Exercise :: Count lines with "einer" in them. Report only the total.

Input data ::
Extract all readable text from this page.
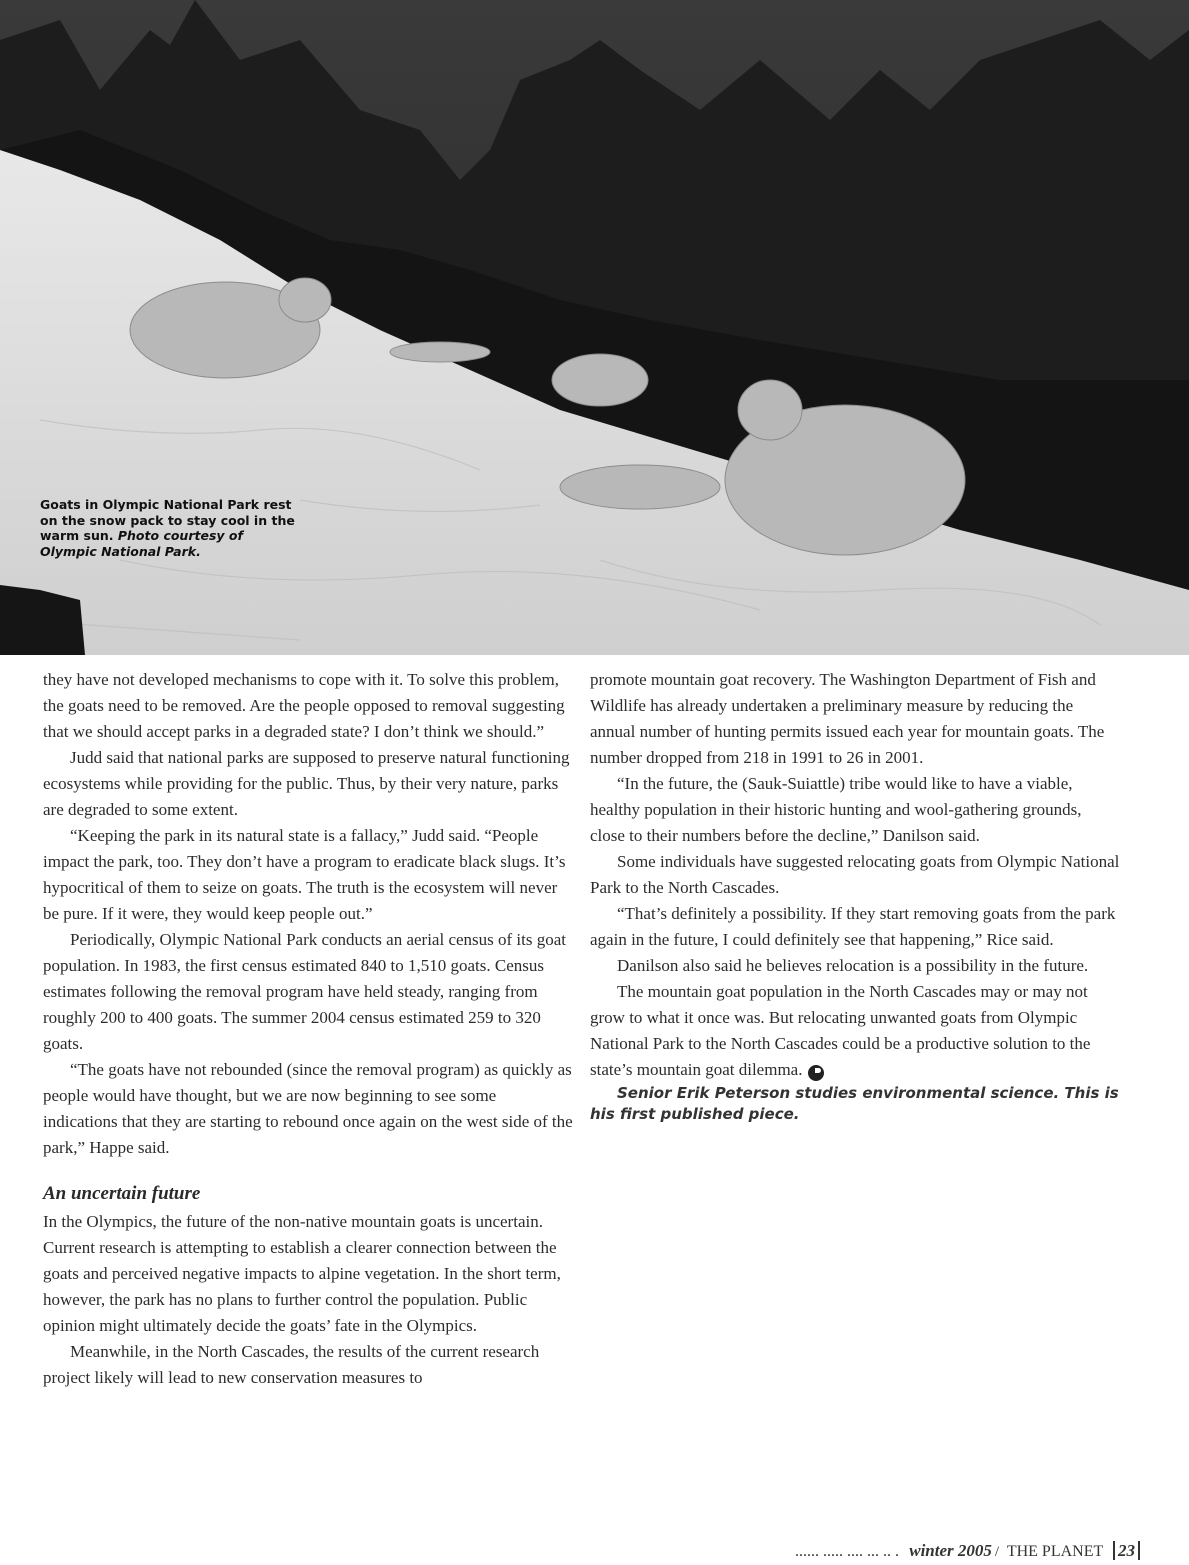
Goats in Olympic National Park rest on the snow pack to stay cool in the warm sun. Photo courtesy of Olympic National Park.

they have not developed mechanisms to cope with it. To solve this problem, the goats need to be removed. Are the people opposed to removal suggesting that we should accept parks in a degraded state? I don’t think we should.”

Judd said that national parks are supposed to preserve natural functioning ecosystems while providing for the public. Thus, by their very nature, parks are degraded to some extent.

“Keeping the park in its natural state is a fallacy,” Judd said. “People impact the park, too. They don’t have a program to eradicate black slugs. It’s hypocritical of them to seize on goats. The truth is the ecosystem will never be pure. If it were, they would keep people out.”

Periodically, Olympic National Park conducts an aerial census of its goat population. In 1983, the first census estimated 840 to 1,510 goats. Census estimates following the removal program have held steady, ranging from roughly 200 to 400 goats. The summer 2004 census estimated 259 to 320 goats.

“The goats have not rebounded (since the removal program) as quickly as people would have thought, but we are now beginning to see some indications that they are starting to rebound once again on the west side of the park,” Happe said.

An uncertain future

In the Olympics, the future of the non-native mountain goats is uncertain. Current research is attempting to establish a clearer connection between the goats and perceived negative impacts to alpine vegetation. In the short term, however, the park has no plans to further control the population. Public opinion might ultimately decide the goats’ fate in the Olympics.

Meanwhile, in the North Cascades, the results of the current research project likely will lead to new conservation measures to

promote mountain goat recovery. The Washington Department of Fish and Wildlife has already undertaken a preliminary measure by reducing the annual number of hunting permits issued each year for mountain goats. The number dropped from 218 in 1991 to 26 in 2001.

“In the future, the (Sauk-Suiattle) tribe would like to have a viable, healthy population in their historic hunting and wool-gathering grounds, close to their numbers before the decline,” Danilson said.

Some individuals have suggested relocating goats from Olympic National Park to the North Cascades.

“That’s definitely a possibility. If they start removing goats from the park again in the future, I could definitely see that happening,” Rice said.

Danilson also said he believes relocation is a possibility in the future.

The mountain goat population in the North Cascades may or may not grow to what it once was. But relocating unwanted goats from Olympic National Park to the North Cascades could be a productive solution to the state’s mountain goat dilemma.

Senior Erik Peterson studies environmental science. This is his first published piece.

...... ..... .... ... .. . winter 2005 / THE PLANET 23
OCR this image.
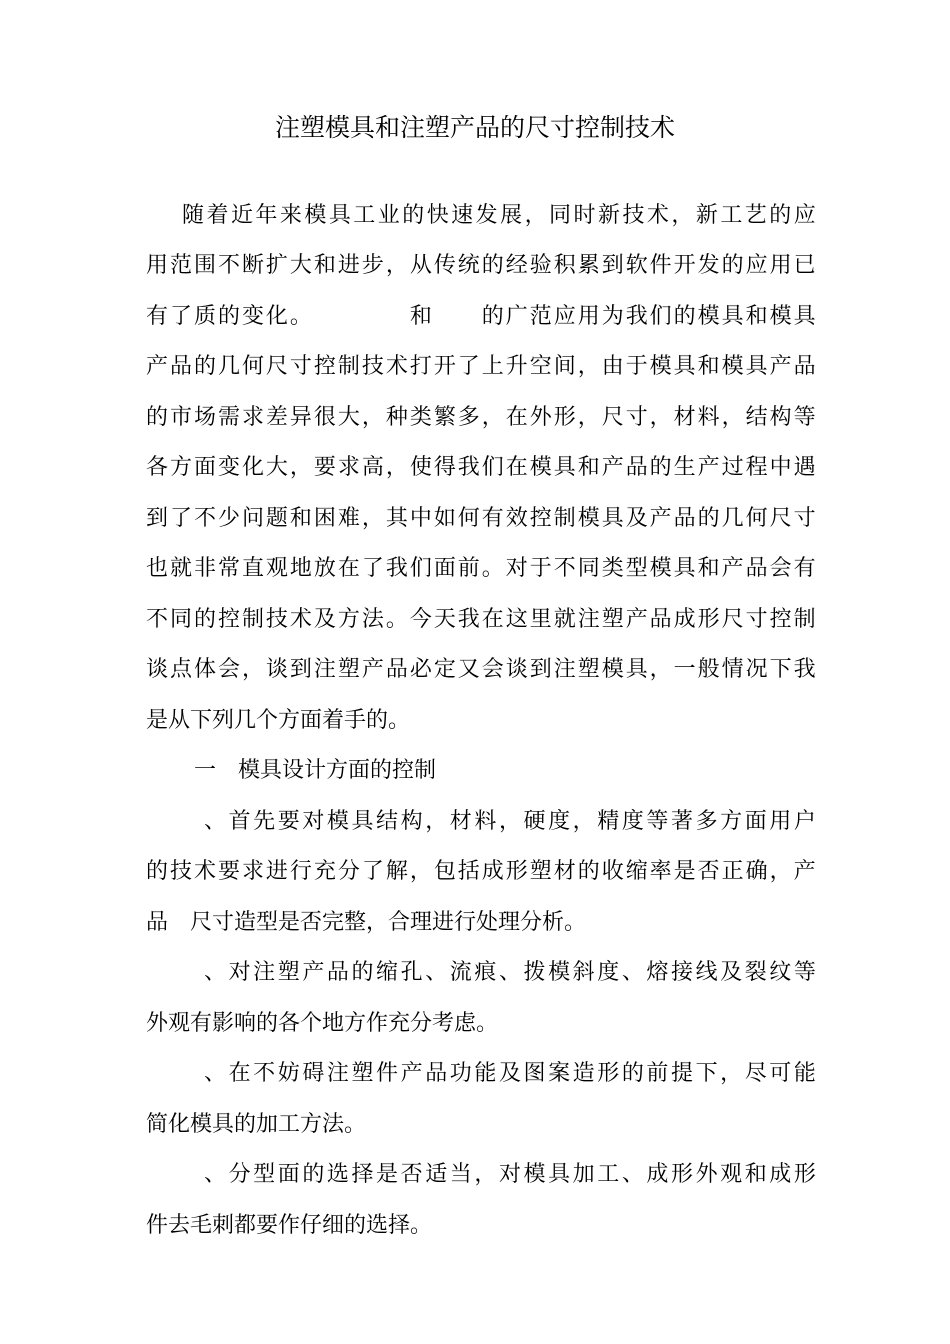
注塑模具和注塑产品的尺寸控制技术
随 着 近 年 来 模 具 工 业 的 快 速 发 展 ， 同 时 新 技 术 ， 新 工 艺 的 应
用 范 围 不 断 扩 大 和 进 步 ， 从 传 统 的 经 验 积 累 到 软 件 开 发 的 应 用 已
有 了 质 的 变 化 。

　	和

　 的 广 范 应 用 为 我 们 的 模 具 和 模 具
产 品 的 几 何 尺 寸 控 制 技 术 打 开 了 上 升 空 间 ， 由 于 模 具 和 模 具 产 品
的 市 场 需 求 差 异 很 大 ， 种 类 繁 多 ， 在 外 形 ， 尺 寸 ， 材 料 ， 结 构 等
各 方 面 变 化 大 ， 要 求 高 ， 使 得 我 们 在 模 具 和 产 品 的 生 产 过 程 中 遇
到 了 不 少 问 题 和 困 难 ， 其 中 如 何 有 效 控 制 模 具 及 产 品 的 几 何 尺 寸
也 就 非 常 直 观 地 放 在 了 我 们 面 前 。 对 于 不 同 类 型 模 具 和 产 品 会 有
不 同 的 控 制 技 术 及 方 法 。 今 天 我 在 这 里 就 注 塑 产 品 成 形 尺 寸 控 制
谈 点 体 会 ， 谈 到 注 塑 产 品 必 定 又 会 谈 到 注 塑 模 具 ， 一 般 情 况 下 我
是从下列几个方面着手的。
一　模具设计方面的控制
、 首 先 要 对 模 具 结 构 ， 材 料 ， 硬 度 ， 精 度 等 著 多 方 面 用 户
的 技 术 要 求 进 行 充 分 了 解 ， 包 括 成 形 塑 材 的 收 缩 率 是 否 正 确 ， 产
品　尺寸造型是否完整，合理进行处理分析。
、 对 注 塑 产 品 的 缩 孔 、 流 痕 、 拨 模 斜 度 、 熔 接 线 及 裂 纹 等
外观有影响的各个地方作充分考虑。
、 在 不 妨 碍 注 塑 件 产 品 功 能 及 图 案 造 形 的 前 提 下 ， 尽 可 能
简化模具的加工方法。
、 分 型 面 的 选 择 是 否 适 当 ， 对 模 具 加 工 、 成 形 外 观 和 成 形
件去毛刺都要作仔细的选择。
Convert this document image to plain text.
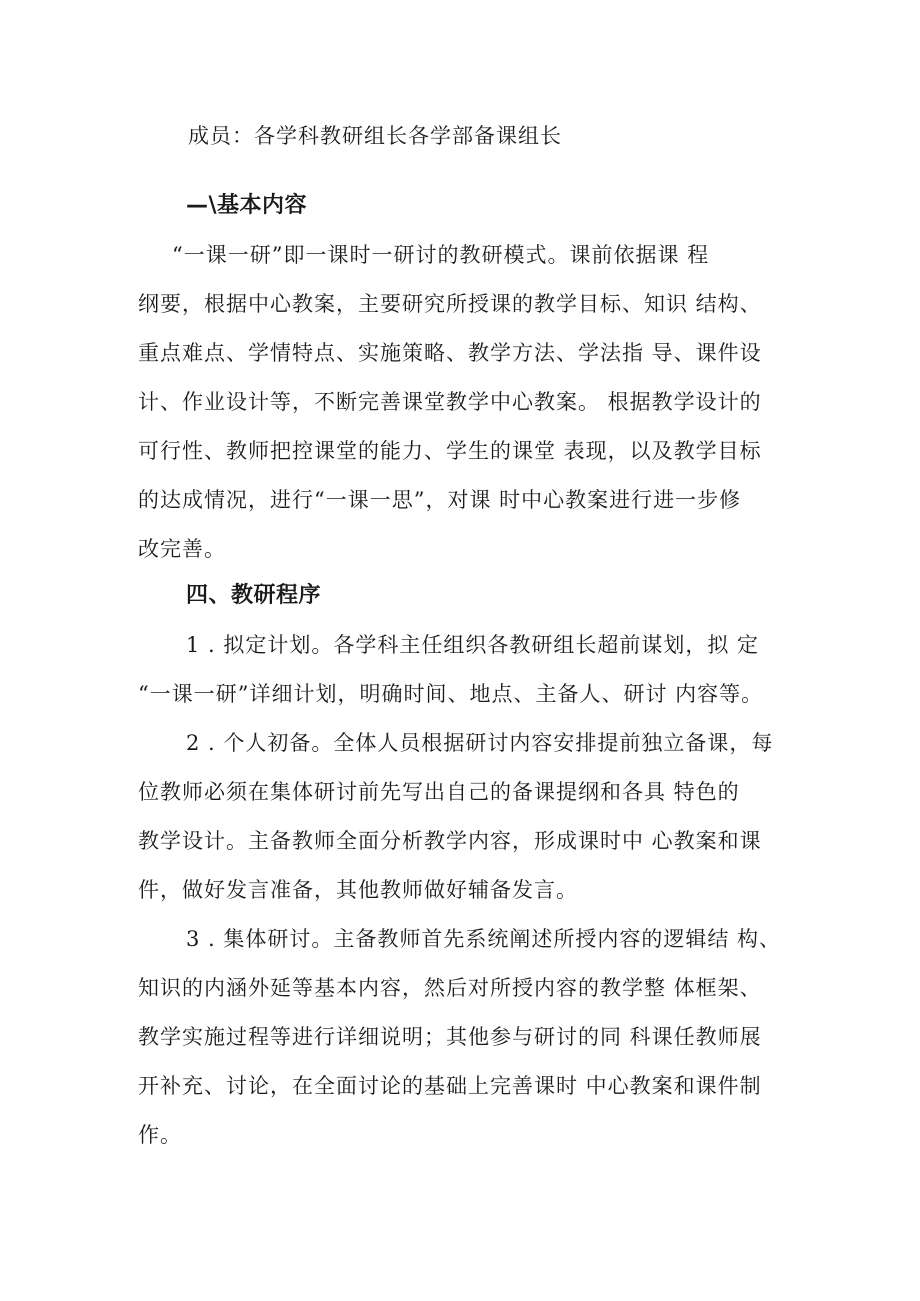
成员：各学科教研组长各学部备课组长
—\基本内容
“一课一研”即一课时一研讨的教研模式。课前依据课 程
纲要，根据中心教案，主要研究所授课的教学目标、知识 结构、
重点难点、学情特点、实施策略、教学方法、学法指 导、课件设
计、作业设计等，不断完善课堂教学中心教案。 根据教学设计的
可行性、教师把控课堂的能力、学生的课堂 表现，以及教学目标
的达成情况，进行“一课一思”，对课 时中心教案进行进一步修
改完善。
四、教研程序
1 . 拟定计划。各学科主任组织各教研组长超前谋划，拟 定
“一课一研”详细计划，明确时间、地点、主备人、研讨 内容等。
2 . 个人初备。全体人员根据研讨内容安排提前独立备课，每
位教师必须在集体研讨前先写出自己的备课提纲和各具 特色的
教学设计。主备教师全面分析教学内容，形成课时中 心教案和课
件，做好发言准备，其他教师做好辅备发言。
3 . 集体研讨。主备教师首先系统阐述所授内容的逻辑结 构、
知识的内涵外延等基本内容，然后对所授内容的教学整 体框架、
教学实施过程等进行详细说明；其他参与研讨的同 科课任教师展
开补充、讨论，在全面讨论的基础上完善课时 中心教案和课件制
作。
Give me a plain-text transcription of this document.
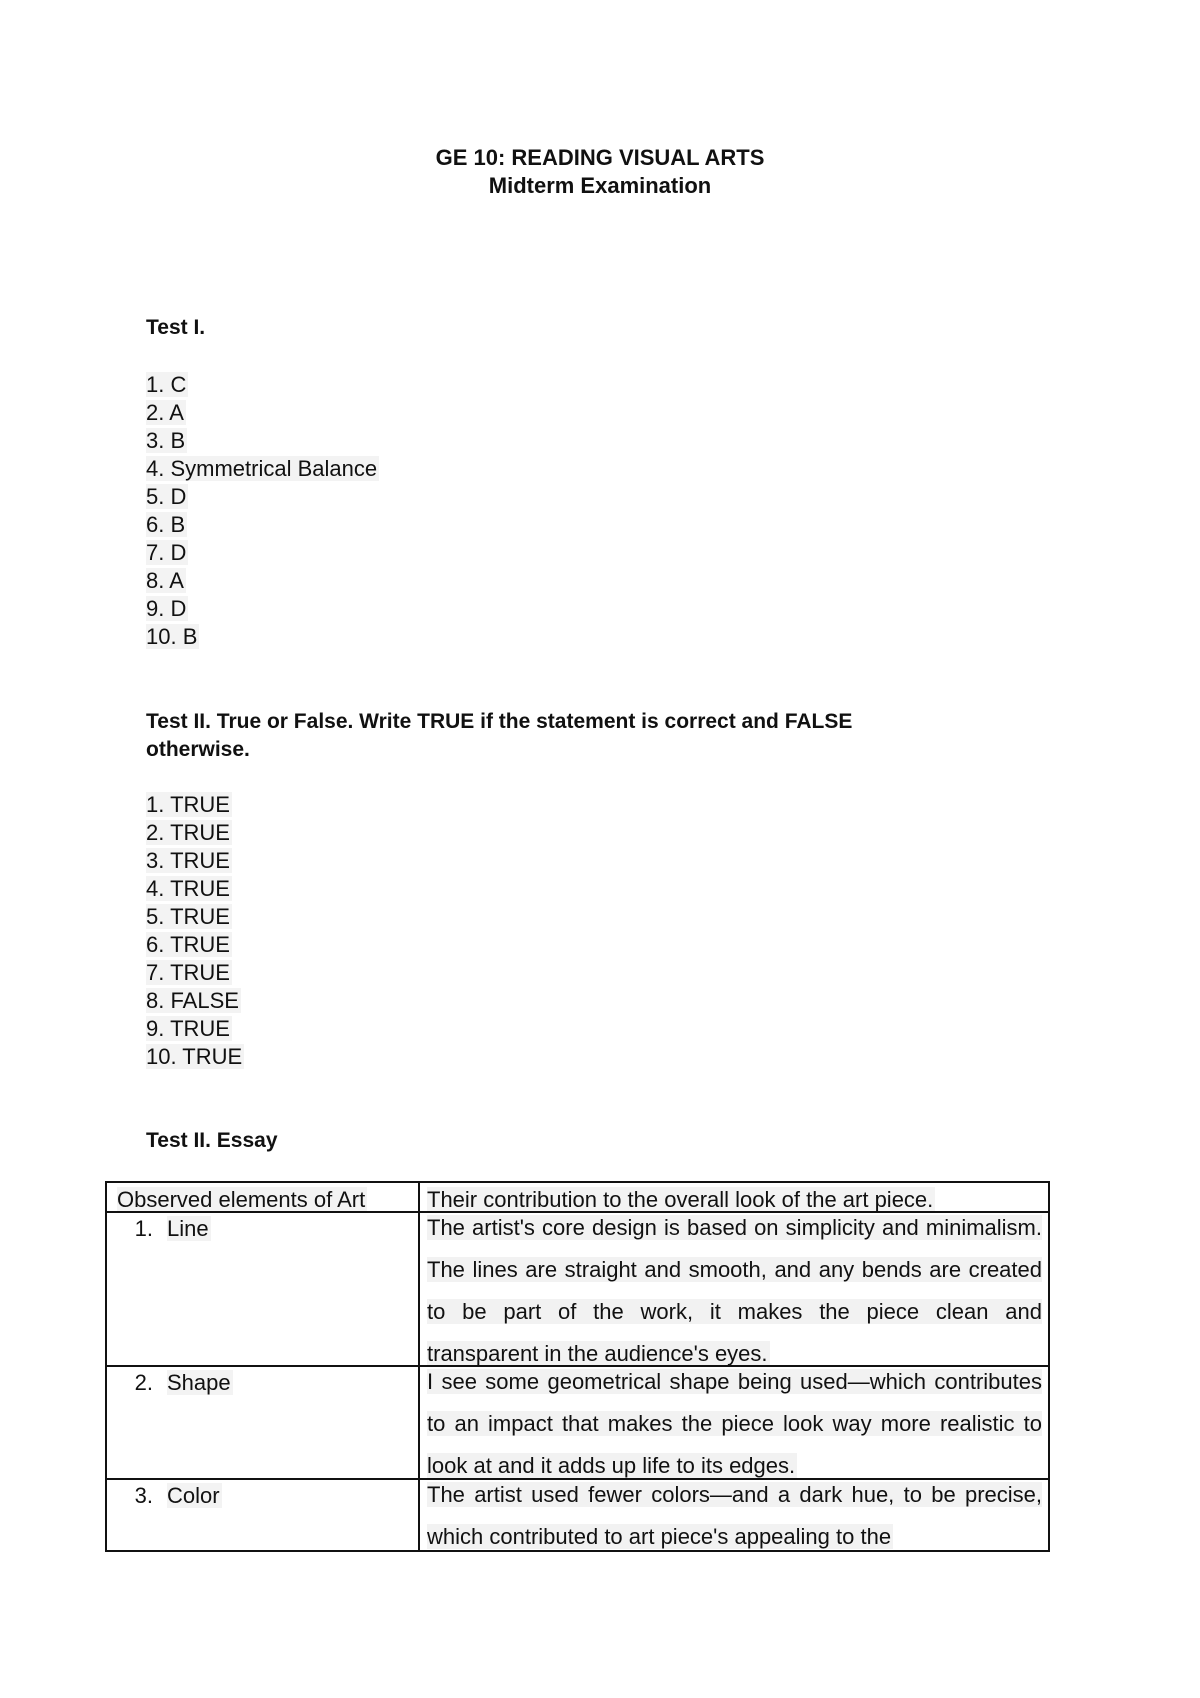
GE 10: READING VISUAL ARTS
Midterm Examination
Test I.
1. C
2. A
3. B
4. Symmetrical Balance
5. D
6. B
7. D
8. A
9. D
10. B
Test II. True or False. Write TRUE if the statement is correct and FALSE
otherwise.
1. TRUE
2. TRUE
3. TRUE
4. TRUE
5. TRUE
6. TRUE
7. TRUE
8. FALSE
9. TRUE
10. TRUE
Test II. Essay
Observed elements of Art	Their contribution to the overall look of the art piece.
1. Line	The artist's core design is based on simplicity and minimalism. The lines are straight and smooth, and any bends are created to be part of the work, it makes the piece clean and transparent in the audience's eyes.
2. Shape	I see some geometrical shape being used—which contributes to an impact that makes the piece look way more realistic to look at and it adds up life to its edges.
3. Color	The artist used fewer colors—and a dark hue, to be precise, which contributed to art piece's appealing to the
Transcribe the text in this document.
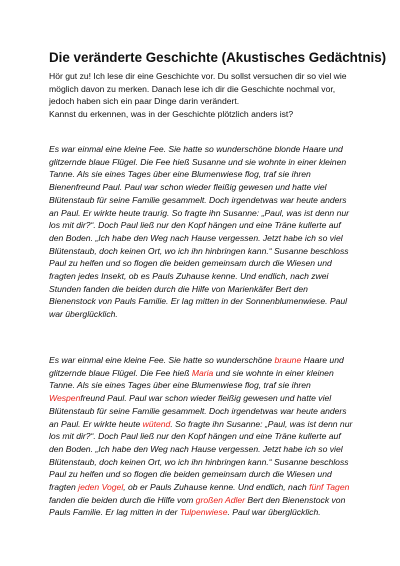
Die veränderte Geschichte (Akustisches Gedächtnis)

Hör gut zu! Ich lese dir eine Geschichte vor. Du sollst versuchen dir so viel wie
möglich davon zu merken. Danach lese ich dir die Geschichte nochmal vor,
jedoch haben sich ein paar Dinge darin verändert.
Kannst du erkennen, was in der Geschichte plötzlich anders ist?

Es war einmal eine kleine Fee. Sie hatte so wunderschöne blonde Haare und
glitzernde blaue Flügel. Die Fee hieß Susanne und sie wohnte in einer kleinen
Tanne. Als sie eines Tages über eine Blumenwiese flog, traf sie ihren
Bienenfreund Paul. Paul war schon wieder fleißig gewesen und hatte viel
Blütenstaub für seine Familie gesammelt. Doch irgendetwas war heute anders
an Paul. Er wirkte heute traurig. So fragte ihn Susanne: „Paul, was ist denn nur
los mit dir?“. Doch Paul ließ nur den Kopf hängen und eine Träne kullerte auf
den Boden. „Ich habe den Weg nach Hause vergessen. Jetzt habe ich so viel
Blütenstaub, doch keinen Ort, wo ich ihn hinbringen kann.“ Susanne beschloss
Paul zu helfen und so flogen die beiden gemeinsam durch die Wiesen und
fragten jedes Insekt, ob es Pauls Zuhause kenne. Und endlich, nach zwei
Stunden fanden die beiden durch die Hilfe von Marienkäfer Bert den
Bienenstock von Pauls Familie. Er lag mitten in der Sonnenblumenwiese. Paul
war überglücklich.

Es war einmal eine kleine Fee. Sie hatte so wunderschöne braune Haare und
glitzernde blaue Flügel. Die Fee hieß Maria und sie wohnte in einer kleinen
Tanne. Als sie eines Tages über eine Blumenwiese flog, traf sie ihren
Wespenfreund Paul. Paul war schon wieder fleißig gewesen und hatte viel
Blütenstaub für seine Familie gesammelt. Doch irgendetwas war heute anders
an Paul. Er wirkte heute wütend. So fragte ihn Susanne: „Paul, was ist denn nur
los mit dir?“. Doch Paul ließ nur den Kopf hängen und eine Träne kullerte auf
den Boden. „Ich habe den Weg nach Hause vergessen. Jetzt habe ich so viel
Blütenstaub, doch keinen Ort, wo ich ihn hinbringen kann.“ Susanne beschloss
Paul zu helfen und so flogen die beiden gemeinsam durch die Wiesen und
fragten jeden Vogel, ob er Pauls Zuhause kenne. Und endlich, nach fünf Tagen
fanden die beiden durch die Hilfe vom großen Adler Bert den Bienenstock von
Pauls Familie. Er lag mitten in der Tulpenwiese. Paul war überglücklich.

Exercise response :: 2